Rewrite the records below, changing each "sql-slider" to "squelch-slider" and leaving everything else the same.
+++ Task inputs +++
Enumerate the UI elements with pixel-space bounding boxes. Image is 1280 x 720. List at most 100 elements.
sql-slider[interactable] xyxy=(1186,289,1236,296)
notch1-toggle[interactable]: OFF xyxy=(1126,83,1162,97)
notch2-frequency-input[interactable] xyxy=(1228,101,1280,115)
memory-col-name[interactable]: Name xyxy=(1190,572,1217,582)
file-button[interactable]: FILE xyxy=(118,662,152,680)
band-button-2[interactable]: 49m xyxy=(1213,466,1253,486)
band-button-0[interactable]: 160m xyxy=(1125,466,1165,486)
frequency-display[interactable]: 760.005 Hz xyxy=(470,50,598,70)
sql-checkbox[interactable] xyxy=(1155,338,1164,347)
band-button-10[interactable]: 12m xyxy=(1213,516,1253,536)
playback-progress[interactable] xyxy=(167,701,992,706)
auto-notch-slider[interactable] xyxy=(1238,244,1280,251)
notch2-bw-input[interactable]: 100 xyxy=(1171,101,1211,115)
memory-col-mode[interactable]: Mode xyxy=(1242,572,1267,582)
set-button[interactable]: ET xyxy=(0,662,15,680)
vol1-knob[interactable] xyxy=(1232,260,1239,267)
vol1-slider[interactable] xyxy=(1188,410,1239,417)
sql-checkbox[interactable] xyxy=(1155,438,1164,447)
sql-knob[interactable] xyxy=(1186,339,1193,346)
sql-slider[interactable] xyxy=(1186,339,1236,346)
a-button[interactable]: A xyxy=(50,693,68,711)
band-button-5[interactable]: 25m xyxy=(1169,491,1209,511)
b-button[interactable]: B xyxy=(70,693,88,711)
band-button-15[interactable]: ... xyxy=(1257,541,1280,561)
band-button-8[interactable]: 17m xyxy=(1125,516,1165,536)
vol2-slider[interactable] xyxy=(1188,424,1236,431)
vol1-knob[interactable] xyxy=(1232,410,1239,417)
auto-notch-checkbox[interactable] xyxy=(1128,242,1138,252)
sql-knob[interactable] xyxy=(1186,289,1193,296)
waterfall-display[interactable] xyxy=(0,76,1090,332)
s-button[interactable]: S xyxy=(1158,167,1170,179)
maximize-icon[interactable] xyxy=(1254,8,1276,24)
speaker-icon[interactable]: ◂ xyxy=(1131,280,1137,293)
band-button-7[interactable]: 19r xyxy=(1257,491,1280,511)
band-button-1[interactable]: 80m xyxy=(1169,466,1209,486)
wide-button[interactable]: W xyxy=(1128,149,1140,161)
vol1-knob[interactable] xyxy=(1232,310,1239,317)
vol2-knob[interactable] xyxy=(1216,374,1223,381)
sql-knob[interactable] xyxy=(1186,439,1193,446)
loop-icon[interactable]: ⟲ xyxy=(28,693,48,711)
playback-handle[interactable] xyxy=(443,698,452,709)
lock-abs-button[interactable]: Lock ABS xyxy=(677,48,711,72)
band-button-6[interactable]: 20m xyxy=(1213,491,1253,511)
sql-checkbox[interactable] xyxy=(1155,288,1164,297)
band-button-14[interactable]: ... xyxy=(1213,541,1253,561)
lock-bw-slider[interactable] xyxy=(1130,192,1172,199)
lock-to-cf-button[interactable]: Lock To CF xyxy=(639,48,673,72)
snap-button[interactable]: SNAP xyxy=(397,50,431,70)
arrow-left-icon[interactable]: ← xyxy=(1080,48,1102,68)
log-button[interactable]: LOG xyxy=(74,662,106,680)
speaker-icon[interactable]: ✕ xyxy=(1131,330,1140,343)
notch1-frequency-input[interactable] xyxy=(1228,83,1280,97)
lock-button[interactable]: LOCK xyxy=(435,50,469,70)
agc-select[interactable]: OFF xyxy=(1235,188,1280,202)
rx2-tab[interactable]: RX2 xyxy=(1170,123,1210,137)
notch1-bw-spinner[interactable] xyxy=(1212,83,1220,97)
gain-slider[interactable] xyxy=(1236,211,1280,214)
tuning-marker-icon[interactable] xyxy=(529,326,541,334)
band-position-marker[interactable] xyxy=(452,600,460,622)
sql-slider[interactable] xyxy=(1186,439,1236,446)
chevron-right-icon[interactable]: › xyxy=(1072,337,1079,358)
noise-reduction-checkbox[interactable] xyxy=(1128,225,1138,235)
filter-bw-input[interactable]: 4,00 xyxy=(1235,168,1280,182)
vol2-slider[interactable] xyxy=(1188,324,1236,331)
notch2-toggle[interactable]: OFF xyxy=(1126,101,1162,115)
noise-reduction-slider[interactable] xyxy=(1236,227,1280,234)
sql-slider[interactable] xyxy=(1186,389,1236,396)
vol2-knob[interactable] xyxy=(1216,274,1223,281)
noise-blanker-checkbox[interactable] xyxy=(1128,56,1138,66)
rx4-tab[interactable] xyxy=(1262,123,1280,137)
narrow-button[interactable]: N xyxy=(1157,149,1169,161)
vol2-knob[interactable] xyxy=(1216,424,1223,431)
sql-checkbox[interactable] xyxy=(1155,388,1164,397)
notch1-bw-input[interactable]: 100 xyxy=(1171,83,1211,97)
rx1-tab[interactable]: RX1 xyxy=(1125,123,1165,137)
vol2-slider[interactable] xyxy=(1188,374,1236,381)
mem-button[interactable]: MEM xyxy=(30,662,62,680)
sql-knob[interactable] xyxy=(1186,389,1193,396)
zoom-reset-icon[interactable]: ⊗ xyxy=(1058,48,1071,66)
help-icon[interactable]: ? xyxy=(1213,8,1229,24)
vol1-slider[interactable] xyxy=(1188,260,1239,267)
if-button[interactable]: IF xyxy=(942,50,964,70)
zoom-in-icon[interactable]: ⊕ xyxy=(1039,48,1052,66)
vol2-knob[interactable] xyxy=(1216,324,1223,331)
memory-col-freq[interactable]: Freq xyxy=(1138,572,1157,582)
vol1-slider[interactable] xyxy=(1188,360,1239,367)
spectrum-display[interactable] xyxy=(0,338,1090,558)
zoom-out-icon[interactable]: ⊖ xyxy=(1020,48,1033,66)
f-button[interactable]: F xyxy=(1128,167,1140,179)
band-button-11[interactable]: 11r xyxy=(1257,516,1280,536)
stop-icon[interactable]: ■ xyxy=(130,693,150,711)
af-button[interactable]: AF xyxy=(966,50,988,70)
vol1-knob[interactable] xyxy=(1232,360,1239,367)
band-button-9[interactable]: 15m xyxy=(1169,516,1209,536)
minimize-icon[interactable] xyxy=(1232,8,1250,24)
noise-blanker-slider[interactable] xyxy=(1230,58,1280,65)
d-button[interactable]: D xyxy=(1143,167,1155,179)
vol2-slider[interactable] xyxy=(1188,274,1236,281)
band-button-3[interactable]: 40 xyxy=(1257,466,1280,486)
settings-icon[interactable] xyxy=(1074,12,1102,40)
+++
Expected output:
Enumerate the UI elements with pixel-space bounding boxes. Image is 1280 x 720. List at most 100 elements.
squelch-slider[interactable] xyxy=(1186,289,1236,296)
notch1-toggle[interactable]: OFF xyxy=(1126,83,1162,97)
notch2-frequency-input[interactable] xyxy=(1228,101,1280,115)
memory-col-name[interactable]: Name xyxy=(1190,572,1217,582)
file-button[interactable]: FILE xyxy=(118,662,152,680)
band-button-2[interactable]: 49m xyxy=(1213,466,1253,486)
band-button-0[interactable]: 160m xyxy=(1125,466,1165,486)
frequency-display[interactable]: 760.005 Hz xyxy=(470,50,598,70)
sql-checkbox[interactable] xyxy=(1155,338,1164,347)
band-button-10[interactable]: 12m xyxy=(1213,516,1253,536)
playback-progress[interactable] xyxy=(167,701,992,706)
auto-notch-slider[interactable] xyxy=(1238,244,1280,251)
notch2-bw-input[interactable]: 100 xyxy=(1171,101,1211,115)
memory-col-mode[interactable]: Mode xyxy=(1242,572,1267,582)
set-button[interactable]: ET xyxy=(0,662,15,680)
vol1-knob[interactable] xyxy=(1232,260,1239,267)
vol1-slider[interactable] xyxy=(1188,410,1239,417)
sql-checkbox[interactable] xyxy=(1155,438,1164,447)
sql-knob[interactable] xyxy=(1186,339,1193,346)
squelch-slider[interactable] xyxy=(1186,339,1236,346)
a-button[interactable]: A xyxy=(50,693,68,711)
band-button-5[interactable]: 25m xyxy=(1169,491,1209,511)
b-button[interactable]: B xyxy=(70,693,88,711)
band-button-15[interactable]: ... xyxy=(1257,541,1280,561)
band-button-8[interactable]: 17m xyxy=(1125,516,1165,536)
vol2-slider[interactable] xyxy=(1188,424,1236,431)
vol1-knob[interactable] xyxy=(1232,410,1239,417)
auto-notch-checkbox[interactable] xyxy=(1128,242,1138,252)
sql-knob[interactable] xyxy=(1186,289,1193,296)
waterfall-display[interactable] xyxy=(0,76,1090,332)
s-button[interactable]: S xyxy=(1158,167,1170,179)
maximize-icon[interactable] xyxy=(1254,8,1276,24)
speaker-icon[interactable]: ◂ xyxy=(1131,280,1137,293)
band-button-7[interactable]: 19r xyxy=(1257,491,1280,511)
band-button-1[interactable]: 80m xyxy=(1169,466,1209,486)
wide-button[interactable]: W xyxy=(1128,149,1140,161)
vol1-knob[interactable] xyxy=(1232,310,1239,317)
vol2-knob[interactable] xyxy=(1216,374,1223,381)
sql-knob[interactable] xyxy=(1186,439,1193,446)
loop-icon[interactable]: ⟲ xyxy=(28,693,48,711)
playback-handle[interactable] xyxy=(443,698,452,709)
lock-abs-button[interactable]: Lock ABS xyxy=(677,48,711,72)
band-button-6[interactable]: 20m xyxy=(1213,491,1253,511)
sql-checkbox[interactable] xyxy=(1155,288,1164,297)
band-button-14[interactable]: ... xyxy=(1213,541,1253,561)
lock-bw-slider[interactable] xyxy=(1130,192,1172,199)
lock-to-cf-button[interactable]: Lock To CF xyxy=(639,48,673,72)
snap-button[interactable]: SNAP xyxy=(397,50,431,70)
arrow-left-icon[interactable]: ← xyxy=(1080,48,1102,68)
log-button[interactable]: LOG xyxy=(74,662,106,680)
speaker-icon[interactable]: ✕ xyxy=(1131,330,1140,343)
notch1-frequency-input[interactable] xyxy=(1228,83,1280,97)
lock-button[interactable]: LOCK xyxy=(435,50,469,70)
agc-select[interactable]: OFF xyxy=(1235,188,1280,202)
rx2-tab[interactable]: RX2 xyxy=(1170,123,1210,137)
notch1-bw-spinner[interactable] xyxy=(1212,83,1220,97)
gain-slider[interactable] xyxy=(1236,211,1280,214)
tuning-marker-icon[interactable] xyxy=(529,326,541,334)
band-position-marker[interactable] xyxy=(452,600,460,622)
squelch-slider[interactable] xyxy=(1186,439,1236,446)
chevron-right-icon[interactable]: › xyxy=(1072,337,1079,358)
noise-reduction-checkbox[interactable] xyxy=(1128,225,1138,235)
filter-bw-input[interactable]: 4,00 xyxy=(1235,168,1280,182)
vol2-slider[interactable] xyxy=(1188,324,1236,331)
notch2-toggle[interactable]: OFF xyxy=(1126,101,1162,115)
noise-reduction-slider[interactable] xyxy=(1236,227,1280,234)
squelch-slider[interactable] xyxy=(1186,389,1236,396)
vol2-knob[interactable] xyxy=(1216,274,1223,281)
noise-blanker-checkbox[interactable] xyxy=(1128,56,1138,66)
rx4-tab[interactable] xyxy=(1262,123,1280,137)
narrow-button[interactable]: N xyxy=(1157,149,1169,161)
vol2-knob[interactable] xyxy=(1216,424,1223,431)
sql-checkbox[interactable] xyxy=(1155,388,1164,397)
notch1-bw-input[interactable]: 100 xyxy=(1171,83,1211,97)
rx1-tab[interactable]: RX1 xyxy=(1125,123,1165,137)
vol2-slider[interactable] xyxy=(1188,374,1236,381)
mem-button[interactable]: MEM xyxy=(30,662,62,680)
sql-knob[interactable] xyxy=(1186,389,1193,396)
zoom-reset-icon[interactable]: ⊗ xyxy=(1058,48,1071,66)
help-icon[interactable]: ? xyxy=(1213,8,1229,24)
vol1-slider[interactable] xyxy=(1188,260,1239,267)
if-button[interactable]: IF xyxy=(942,50,964,70)
zoom-in-icon[interactable]: ⊕ xyxy=(1039,48,1052,66)
vol2-knob[interactable] xyxy=(1216,324,1223,331)
memory-col-freq[interactable]: Freq xyxy=(1138,572,1157,582)
vol1-slider[interactable] xyxy=(1188,360,1239,367)
spectrum-display[interactable] xyxy=(0,338,1090,558)
zoom-out-icon[interactable]: ⊖ xyxy=(1020,48,1033,66)
f-button[interactable]: F xyxy=(1128,167,1140,179)
band-button-11[interactable]: 11r xyxy=(1257,516,1280,536)
stop-icon[interactable]: ■ xyxy=(130,693,150,711)
af-button[interactable]: AF xyxy=(966,50,988,70)
vol1-knob[interactable] xyxy=(1232,360,1239,367)
band-button-9[interactable]: 15m xyxy=(1169,516,1209,536)
minimize-icon[interactable] xyxy=(1232,8,1250,24)
noise-blanker-slider[interactable] xyxy=(1230,58,1280,65)
d-button[interactable]: D xyxy=(1143,167,1155,179)
vol2-slider[interactable] xyxy=(1188,274,1236,281)
band-button-3[interactable]: 40 xyxy=(1257,466,1280,486)
settings-icon[interactable] xyxy=(1074,12,1102,40)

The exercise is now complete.